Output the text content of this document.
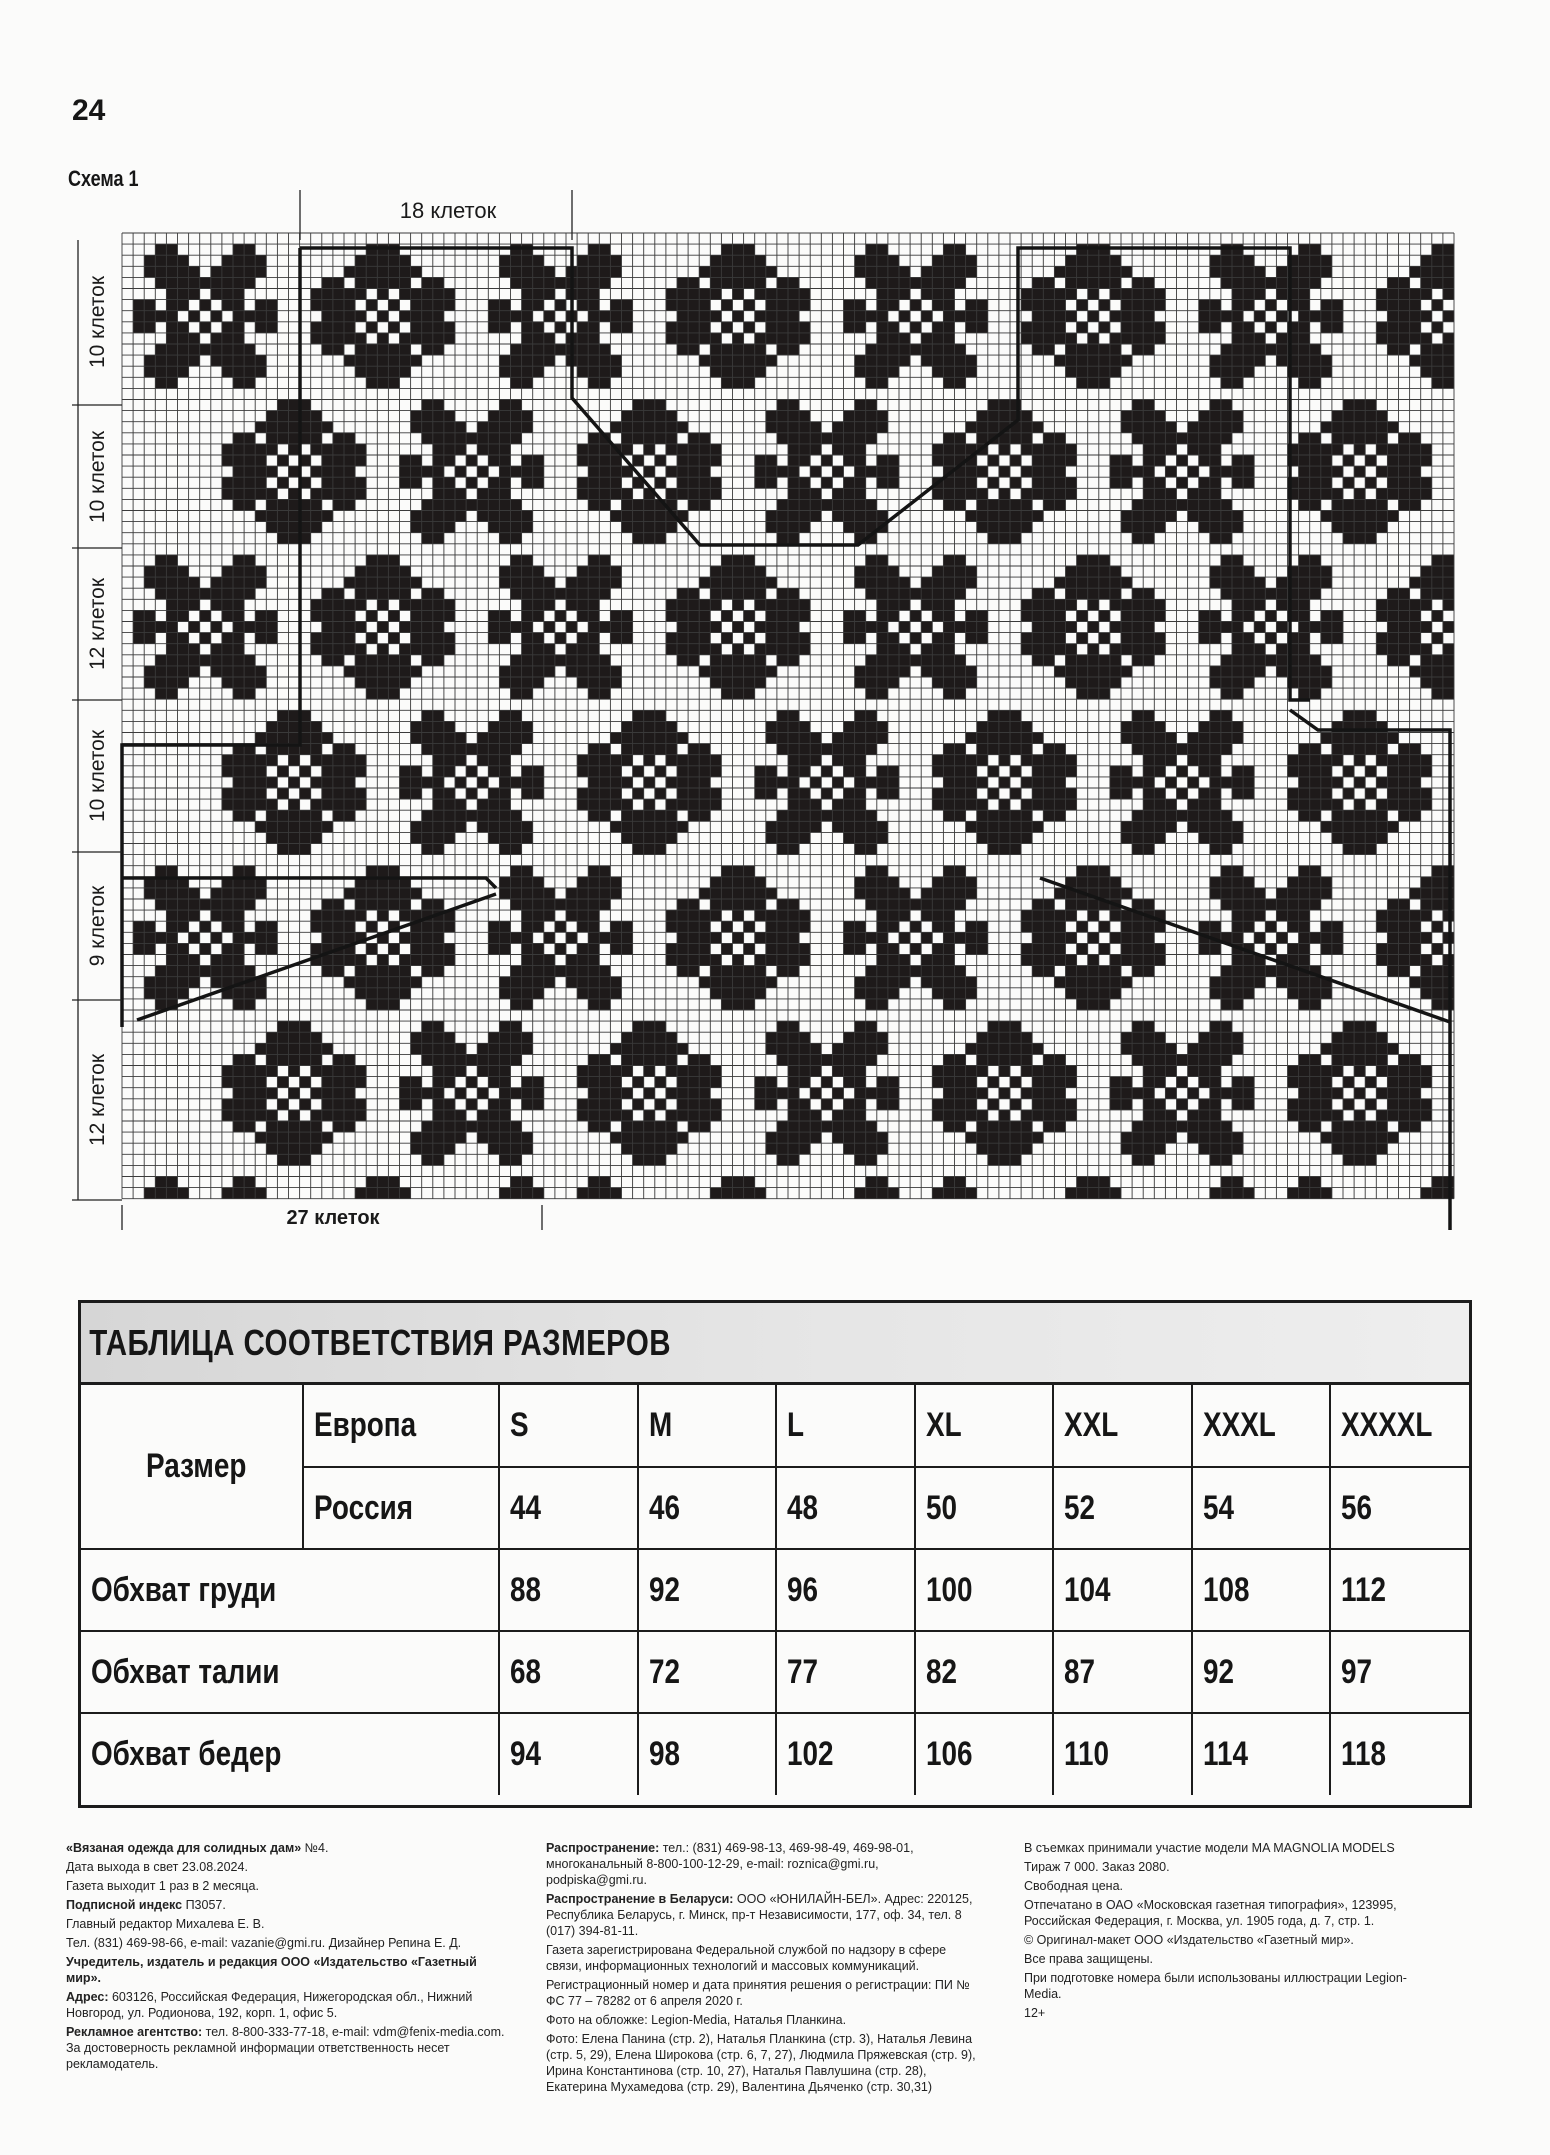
24
Схема 1
18 клеток
27 клеток
10 клеток
10 клеток
12 клеток
10 клеток
9 клеток
12 клеток
ТАБЛИЦА СООТВЕТСТВИЯ РАЗМЕРОВ
Размер	Европа	S	M	L	XL	XXL	XXXL	XXXXL
	Россия	44	46	48	50	52	54	56
Обхват груди		88	92	96	100	104	108	112
Обхват талии		68	72	77	82	87	92	97
Обхват бедер		94	98	102	106	110	114	118

«Вязаная одежда для солидных дам» №4.

Дата выхода в свет 23.08.2024.

Газета выходит 1 раз в 2 месяца.

Подписной индекс П3057.

Главный редактор Михалева Е. В.

Тел. (831) 469-98-66, e-mail: vazanie@gmi.ru. Дизайнер Репина Е. Д.

Учредитель, издатель и редакция ООО «Издательство «Газетный мир».

Адрес: 603126, Российская Федерация, Нижегородская обл., Нижний Новгород, ул. Родионова, 192, корп. 1, офис 5.

Рекламное агентство: тел. 8-800-333-77-18, e-mail: vdm@fenix-media.com.
За достоверность рекламной информации ответственность несет рекламодатель.

Распространение: тел.: (831) 469-98-13, 469-98-49, 469-98-01, многоканальный 8-800-100-12-29, e-mail: roznica@gmi.ru, podpiska@gmi.ru.

Распространение в Беларуси: ООО «ЮНИЛАЙН-БЕЛ». Адрес: 220125, Республика Беларусь, г. Минск, пр-т Независимости, 177, оф. 34, тел. 8 (017) 394-81-11.

Газета зарегистрирована Федеральной службой по надзору в сфере связи, информационных технологий и массовых коммуникаций.

Регистрационный номер и дата принятия решения о регистрации: ПИ № ФС 77 – 78282 от 6 апреля 2020 г.

Фото на обложке: Legion-Media, Наталья Планкина.

Фото: Елена Панина (стр. 2), Наталья Планкина (стр. 3), Наталья Левина (стр. 5, 29), Елена Широкова (стр. 6, 7, 27), Людмила Пряжевская (стр. 9), Ирина Константинова (стр. 10, 27), Наталья Павлушина (стр. 28), Екатерина Мухамедова (стр. 29), Валентина Дьяченко (стр. 30,31)

В съемках принимали участие модели MA MAGNOLIA MODELS

Тираж 7 000. Заказ 2080.

Свободная цена.

Отпечатано в ОАО «Московская газетная типография», 123995, Российская Федерация, г. Москва, ул. 1905 года, д. 7, стр. 1.

© Оригинал-макет ООО «Издательство «Газетный мир».

Все права защищены.

При подготовке номера были использованы иллюстрации Legion-Media.

12+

- - - -

### Written request
Extract the entries in full, exactly as they are, minus the pictures.

### Right answer
Output the text content of this document.
24
Схема 1
18 клеток
27 клеток
10 клеток
10 клеток
12 клеток
10 клеток
9 клеток
12 клеток
ТАБЛИЦА СООТВЕТСТВИЯ РАЗМЕРОВ
Размер	Европа	S	M	L	XL	XXL	XXXL	XXXXL
	Россия	44	46	48	50	52	54	56
Обхват груди		88	92	96	100	104	108	112
Обхват талии		68	72	77	82	87	92	97
Обхват бедер		94	98	102	106	110	114	118

«Вязаная одежда для солидных дам» №4.

Дата выхода в свет 23.08.2024.

Газета выходит 1 раз в 2 месяца.

Подписной индекс П3057.

Главный редактор Михалева Е. В.

Тел. (831) 469-98-66, e-mail: vazanie@gmi.ru. Дизайнер Репина Е. Д.

Учредитель, издатель и редакция ООО «Издательство «Газетный мир».

Адрес: 603126, Российская Федерация, Нижегородская обл., Нижний Новгород, ул. Родионова, 192, корп. 1, офис 5.

Рекламное агентство: тел. 8-800-333-77-18, e-mail: vdm@fenix-media.com.
За достоверность рекламной информации ответственность несет рекламодатель.

Распространение: тел.: (831) 469-98-13, 469-98-49, 469-98-01, многоканальный 8-800-100-12-29, e-mail: roznica@gmi.ru, podpiska@gmi.ru.

Распространение в Беларуси: ООО «ЮНИЛАЙН-БЕЛ». Адрес: 220125, Республика Беларусь, г. Минск, пр-т Независимости, 177, оф. 34, тел. 8 (017) 394-81-11.

Газета зарегистрирована Федеральной службой по надзору в сфере связи, информационных технологий и массовых коммуникаций.

Регистрационный номер и дата принятия решения о регистрации: ПИ № ФС 77 – 78282 от 6 апреля 2020 г.

Фото на обложке: Legion-Media, Наталья Планкина.

Фото: Елена Панина (стр. 2), Наталья Планкина (стр. 3), Наталья Левина (стр. 5, 29), Елена Широкова (стр. 6, 7, 27), Людмила Пряжевская (стр. 9), Ирина Константинова (стр. 10, 27), Наталья Павлушина (стр. 28), Екатерина Мухамедова (стр. 29), Валентина Дьяченко (стр. 30,31)

В съемках принимали участие модели MA MAGNOLIA MODELS

Тираж 7 000. Заказ 2080.

Свободная цена.

Отпечатано в ОАО «Московская газетная типография», 123995, Российская Федерация, г. Москва, ул. 1905 года, д. 7, стр. 1.

© Оригинал-макет ООО «Издательство «Газетный мир».

Все права защищены.

При подготовке номера были использованы иллюстрации Legion-Media.

12+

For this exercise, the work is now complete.